Dataset records
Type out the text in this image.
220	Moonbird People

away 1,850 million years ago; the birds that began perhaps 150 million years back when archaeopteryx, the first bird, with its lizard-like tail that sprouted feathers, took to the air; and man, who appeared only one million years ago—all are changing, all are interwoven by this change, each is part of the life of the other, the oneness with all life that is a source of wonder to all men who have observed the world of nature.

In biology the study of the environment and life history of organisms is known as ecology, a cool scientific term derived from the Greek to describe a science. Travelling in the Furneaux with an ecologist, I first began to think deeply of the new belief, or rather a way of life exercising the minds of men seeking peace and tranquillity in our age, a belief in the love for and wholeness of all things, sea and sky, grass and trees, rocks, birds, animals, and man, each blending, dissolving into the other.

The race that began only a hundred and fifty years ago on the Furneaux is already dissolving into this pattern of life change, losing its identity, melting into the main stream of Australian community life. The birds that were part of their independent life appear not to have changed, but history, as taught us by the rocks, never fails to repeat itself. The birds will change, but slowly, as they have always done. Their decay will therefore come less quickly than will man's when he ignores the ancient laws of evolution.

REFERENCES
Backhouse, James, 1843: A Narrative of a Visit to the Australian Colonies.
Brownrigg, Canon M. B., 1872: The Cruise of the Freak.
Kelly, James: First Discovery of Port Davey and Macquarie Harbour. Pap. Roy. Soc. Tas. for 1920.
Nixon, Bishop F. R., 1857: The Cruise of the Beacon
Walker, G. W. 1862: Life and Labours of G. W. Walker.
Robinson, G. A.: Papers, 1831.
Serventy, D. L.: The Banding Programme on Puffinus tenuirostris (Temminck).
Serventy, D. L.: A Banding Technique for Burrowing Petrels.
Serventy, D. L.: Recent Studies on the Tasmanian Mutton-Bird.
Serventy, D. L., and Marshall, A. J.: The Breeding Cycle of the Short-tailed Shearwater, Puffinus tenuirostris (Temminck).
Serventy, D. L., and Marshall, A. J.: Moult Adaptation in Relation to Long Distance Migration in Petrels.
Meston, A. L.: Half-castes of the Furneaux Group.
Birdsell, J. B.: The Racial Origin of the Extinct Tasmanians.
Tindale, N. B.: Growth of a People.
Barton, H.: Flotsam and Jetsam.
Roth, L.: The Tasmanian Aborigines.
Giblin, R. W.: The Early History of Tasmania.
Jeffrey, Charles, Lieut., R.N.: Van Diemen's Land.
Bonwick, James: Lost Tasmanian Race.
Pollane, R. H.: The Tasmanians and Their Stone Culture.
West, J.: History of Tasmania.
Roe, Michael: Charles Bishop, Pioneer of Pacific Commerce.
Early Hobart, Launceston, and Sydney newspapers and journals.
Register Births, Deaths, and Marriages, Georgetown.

What is expected
All records above must be set down exactly, please.

Task answer
Type out the text in this image.
220	Moonbird People

away 1,850 million years ago; the birds that began perhaps 150 million years back when archaeopteryx, the first bird, with its lizard-like tail that sprouted feathers, took to the air; and man, who appeared only one million years ago—all are changing, all are interwoven by this change, each is part of the life of the other, the oneness with all life that is a source of wonder to all men who have observed the world of nature.

In biology the study of the environment and life history of organisms is known as ecology, a cool scientific term derived from the Greek to describe a science. Travelling in the Furneaux with an ecologist, I first began to think deeply of the new belief, or rather a way of life exercising the minds of men seeking peace and tranquillity in our age, a belief in the love for and wholeness of all things, sea and sky, grass and trees, rocks, birds, animals, and man, each blending, dissolving into the other.

The race that began only a hundred and fifty years ago on the Furneaux is already dissolving into this pattern of life change, losing its identity, melting into the main stream of Australian community life. The birds that were part of their independent life appear not to have changed, but history, as taught us by the rocks, never fails to repeat itself. The birds will change, but slowly, as they have always done. Their decay will therefore come less quickly than will man's when he ignores the ancient laws of evolution.

REFERENCES
Backhouse, James, 1843: A Narrative of a Visit to the Australian Colonies.
Brownrigg, Canon M. B., 1872: The Cruise of the Freak.
Kelly, James: First Discovery of Port Davey and Macquarie Harbour. Pap. Roy. Soc. Tas. for 1920.
Nixon, Bishop F. R., 1857: The Cruise of the Beacon
Walker, G. W. 1862: Life and Labours of G. W. Walker.
Robinson, G. A.: Papers, 1831.
Serventy, D. L.: The Banding Programme on Puffinus tenuirostris (Temminck).
Serventy, D. L.: A Banding Technique for Burrowing Petrels.
Serventy, D. L.: Recent Studies on the Tasmanian Mutton-Bird.
Serventy, D. L., and Marshall, A. J.: The Breeding Cycle of the Short-tailed Shearwater, Puffinus tenuirostris (Temminck).
Serventy, D. L., and Marshall, A. J.: Moult Adaptation in Relation to Long Distance Migration in Petrels.
Meston, A. L.: Half-castes of the Furneaux Group.
Birdsell, J. B.: The Racial Origin of the Extinct Tasmanians.
Tindale, N. B.: Growth of a People.
Barton, H.: Flotsam and Jetsam.
Roth, L.: The Tasmanian Aborigines.
Giblin, R. W.: The Early History of Tasmania.
Jeffrey, Charles, Lieut., R.N.: Van Diemen's Land.
Bonwick, James: Lost Tasmanian Race.
Pollane, R. H.: The Tasmanians and Their Stone Culture.
West, J.: History of Tasmania.
Roe, Michael: Charles Bishop, Pioneer of Pacific Commerce.
Early Hobart, Launceston, and Sydney newspapers and journals.
Register Births, Deaths, and Marriages, Georgetown.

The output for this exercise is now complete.